- **Given exercise**
Can you reproduce the data beneath, keeping every line exact?

- **Entries provided**
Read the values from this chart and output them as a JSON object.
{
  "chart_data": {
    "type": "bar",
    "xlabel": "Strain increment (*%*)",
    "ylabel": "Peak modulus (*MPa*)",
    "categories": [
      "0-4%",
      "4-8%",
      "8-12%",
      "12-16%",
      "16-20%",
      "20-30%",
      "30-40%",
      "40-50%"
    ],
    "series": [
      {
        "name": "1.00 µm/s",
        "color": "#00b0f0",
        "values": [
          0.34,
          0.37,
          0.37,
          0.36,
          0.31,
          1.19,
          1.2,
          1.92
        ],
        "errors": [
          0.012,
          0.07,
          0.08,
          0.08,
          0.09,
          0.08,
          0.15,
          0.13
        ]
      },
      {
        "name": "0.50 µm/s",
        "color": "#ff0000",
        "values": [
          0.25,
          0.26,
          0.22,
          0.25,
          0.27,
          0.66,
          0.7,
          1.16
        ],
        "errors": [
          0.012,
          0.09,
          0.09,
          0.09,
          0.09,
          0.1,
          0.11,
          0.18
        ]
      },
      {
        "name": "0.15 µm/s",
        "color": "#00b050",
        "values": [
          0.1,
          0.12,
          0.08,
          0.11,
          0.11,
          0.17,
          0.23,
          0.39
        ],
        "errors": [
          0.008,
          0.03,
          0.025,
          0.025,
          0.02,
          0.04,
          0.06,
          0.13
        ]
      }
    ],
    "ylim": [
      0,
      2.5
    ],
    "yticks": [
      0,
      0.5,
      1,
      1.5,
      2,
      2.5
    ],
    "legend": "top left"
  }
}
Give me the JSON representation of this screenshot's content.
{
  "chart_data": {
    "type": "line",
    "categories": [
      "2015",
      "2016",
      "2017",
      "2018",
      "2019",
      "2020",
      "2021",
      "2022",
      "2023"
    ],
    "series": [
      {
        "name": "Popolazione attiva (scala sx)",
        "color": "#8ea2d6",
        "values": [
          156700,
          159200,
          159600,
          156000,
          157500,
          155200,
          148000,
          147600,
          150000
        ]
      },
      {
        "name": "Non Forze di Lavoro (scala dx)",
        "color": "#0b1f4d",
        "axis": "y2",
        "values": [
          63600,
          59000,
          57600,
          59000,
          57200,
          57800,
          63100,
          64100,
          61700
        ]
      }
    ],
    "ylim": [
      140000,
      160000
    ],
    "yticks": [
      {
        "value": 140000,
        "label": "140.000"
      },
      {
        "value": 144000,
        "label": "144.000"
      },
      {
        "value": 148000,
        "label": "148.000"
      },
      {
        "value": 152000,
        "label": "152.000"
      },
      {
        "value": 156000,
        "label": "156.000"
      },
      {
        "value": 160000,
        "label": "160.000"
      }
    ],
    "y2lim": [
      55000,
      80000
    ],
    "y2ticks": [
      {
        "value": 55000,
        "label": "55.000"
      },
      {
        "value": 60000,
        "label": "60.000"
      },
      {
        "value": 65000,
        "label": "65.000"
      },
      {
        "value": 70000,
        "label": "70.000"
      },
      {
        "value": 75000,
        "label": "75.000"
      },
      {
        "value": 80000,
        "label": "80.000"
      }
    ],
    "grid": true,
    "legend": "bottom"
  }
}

- **Reply**
Read the values from this chart and output them as a JSON object.
{
  "chart_data": {
    "type": "bar",
    "xlabel": "Strain increment (*%*)",
    "ylabel": "Peak modulus (*MPa*)",
    "categories": [
      "0-4%",
      "4-8%",
      "8-12%",
      "12-16%",
      "16-20%",
      "20-30%",
      "30-40%",
      "40-50%"
    ],
    "series": [
      {
        "name": "1.00 µm/s",
        "color": "#00b0f0",
        "values": [
          0.34,
          0.37,
          0.37,
          0.36,
          0.31,
          1.19,
          1.2,
          1.92
        ],
        "errors": [
          0.012,
          0.07,
          0.08,
          0.08,
          0.09,
          0.08,
          0.15,
          0.13
        ]
      },
      {
        "name": "0.50 µm/s",
        "color": "#ff0000",
        "values": [
          0.25,
          0.26,
          0.22,
          0.25,
          0.27,
          0.66,
          0.7,
          1.16
        ],
        "errors": [
          0.012,
          0.09,
          0.09,
          0.09,
          0.09,
          0.1,
          0.11,
          0.18
        ]
      },
      {
        "name": "0.15 µm/s",
        "color": "#00b050",
        "values": [
          0.1,
          0.12,
          0.08,
          0.11,
          0.11,
          0.17,
          0.23,
          0.39
        ],
        "errors": [
          0.008,
          0.03,
          0.025,
          0.025,
          0.02,
          0.04,
          0.06,
          0.13
        ]
      }
    ],
    "ylim": [
      0,
      2.5
    ],
    "yticks": [
      0,
      0.5,
      1,
      1.5,
      2,
      2.5
    ],
    "legend": "top left"
  }
}
Give me the JSON representation of this screenshot's content.
{
  "chart_data": {
    "type": "line",
    "categories": [
      "2015",
      "2016",
      "2017",
      "2018",
      "2019",
      "2020",
      "2021",
      "2022",
      "2023"
    ],
    "series": [
      {
        "name": "Popolazione attiva (scala sx)",
        "color": "#8ea2d6",
        "values": [
          156700,
          159200,
          159600,
          156000,
          157500,
          155200,
          148000,
          147600,
          150000
        ]
      },
      {
        "name": "Non Forze di Lavoro (scala dx)",
        "color": "#0b1f4d",
        "axis": "y2",
        "values": [
          63600,
          59000,
          57600,
          59000,
          57200,
          57800,
          63100,
          64100,
          61700
        ]
      }
    ],
    "ylim": [
      140000,
      160000
    ],
    "yticks": [
      {
        "value": 140000,
        "label": "140.000"
      },
      {
        "value": 144000,
        "label": "144.000"
      },
      {
        "value": 148000,
        "label": "148.000"
      },
      {
        "value": 152000,
        "label": "152.000"
      },
      {
        "value": 156000,
        "label": "156.000"
      },
      {
        "value": 160000,
        "label": "160.000"
      }
    ],
    "y2lim": [
      55000,
      80000
    ],
    "y2ticks": [
      {
        "value": 55000,
        "label": "55.000"
      },
      {
        "value": 60000,
        "label": "60.000"
      },
      {
        "value": 65000,
        "label": "65.000"
      },
      {
        "value": 70000,
        "label": "70.000"
      },
      {
        "value": 75000,
        "label": "75.000"
      },
      {
        "value": 80000,
        "label": "80.000"
      }
    ],
    "grid": true,
    "legend": "bottom"
  }
}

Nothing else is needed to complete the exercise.